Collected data
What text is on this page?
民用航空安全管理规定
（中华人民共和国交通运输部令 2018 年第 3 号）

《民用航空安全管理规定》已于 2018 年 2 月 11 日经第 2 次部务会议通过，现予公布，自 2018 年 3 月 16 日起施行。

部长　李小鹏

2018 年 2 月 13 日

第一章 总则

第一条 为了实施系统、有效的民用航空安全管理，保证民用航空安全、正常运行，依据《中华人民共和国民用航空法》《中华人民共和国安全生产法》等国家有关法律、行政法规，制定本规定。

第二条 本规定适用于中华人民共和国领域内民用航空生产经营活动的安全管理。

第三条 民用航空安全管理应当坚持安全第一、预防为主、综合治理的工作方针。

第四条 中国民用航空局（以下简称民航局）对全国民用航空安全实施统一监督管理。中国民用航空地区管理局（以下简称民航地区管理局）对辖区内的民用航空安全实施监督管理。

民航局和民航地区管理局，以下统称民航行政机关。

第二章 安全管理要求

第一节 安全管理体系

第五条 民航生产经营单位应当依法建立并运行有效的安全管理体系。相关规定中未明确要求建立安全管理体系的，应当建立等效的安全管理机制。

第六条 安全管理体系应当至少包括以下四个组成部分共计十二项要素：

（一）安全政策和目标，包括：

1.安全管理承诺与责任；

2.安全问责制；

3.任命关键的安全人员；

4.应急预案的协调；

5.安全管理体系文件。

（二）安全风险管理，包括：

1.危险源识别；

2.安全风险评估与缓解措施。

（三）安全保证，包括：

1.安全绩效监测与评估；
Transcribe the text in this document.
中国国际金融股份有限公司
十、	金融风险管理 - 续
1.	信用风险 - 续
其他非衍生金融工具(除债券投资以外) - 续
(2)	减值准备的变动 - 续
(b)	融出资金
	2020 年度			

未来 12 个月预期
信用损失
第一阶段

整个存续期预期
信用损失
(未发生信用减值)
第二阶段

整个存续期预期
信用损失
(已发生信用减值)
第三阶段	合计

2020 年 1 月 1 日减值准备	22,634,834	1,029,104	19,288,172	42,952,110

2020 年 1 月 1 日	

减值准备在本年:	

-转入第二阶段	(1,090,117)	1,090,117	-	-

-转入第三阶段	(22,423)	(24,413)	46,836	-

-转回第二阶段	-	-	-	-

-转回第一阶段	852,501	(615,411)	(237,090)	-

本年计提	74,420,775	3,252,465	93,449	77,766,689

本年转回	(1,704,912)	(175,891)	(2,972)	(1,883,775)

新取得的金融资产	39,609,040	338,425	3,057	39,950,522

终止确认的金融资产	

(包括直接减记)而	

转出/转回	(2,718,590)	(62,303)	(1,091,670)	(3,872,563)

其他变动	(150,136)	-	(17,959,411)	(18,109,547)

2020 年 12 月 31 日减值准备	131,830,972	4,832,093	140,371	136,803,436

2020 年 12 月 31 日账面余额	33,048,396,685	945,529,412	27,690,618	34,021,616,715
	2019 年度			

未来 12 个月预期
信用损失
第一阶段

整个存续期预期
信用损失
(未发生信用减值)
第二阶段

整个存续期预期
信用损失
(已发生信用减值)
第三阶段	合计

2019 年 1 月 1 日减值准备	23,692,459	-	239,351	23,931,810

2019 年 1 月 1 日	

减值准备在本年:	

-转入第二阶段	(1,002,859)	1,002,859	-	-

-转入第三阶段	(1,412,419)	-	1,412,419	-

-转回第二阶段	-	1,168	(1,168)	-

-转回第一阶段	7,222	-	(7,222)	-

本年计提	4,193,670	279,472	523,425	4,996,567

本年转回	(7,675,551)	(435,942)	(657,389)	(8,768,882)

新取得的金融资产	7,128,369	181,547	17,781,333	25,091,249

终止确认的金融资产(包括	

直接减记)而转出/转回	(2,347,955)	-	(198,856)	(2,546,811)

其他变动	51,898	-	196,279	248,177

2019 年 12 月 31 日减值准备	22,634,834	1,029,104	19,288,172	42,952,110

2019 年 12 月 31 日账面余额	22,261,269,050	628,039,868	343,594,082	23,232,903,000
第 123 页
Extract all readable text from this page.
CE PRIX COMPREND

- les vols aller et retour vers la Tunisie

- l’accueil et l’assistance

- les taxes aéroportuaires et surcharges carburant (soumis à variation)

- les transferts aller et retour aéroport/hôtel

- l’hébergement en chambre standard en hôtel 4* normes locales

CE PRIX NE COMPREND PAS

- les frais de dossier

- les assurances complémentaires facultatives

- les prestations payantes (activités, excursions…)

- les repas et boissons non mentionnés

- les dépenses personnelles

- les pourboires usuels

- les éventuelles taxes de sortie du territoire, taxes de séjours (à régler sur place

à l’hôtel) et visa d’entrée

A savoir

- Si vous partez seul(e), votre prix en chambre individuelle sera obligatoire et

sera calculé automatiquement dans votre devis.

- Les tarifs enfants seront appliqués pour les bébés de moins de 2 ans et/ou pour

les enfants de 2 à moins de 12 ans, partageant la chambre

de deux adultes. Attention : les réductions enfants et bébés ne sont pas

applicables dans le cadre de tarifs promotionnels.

▶ GOAL:
Write out only the final block of lines, starting at the line with "Extract all readable text from this page." and running to the end of the material.

▶ FINAL RESULT:
Extract all readable text from this page.
CE PRIX COMPREND

- les vols aller et retour vers la Tunisie

- l’accueil et l’assistance

- les taxes aéroportuaires et surcharges carburant (soumis à variation)

- les transferts aller et retour aéroport/hôtel

- l’hébergement en chambre standard en hôtel 4* normes locales

CE PRIX NE COMPREND PAS

- les frais de dossier

- les assurances complémentaires facultatives

- les prestations payantes (activités, excursions…)

- les repas et boissons non mentionnés

- les dépenses personnelles

- les pourboires usuels

- les éventuelles taxes de sortie du territoire, taxes de séjours (à régler sur place

à l’hôtel) et visa d’entrée

A savoir

- Si vous partez seul(e), votre prix en chambre individuelle sera obligatoire et

sera calculé automatiquement dans votre devis.

- Les tarifs enfants seront appliqués pour les bébés de moins de 2 ans et/ou pour

les enfants de 2 à moins de 12 ans, partageant la chambre

de deux adultes. Attention : les réductions enfants et bébés ne sont pas

applicables dans le cadre de tarifs promotionnels.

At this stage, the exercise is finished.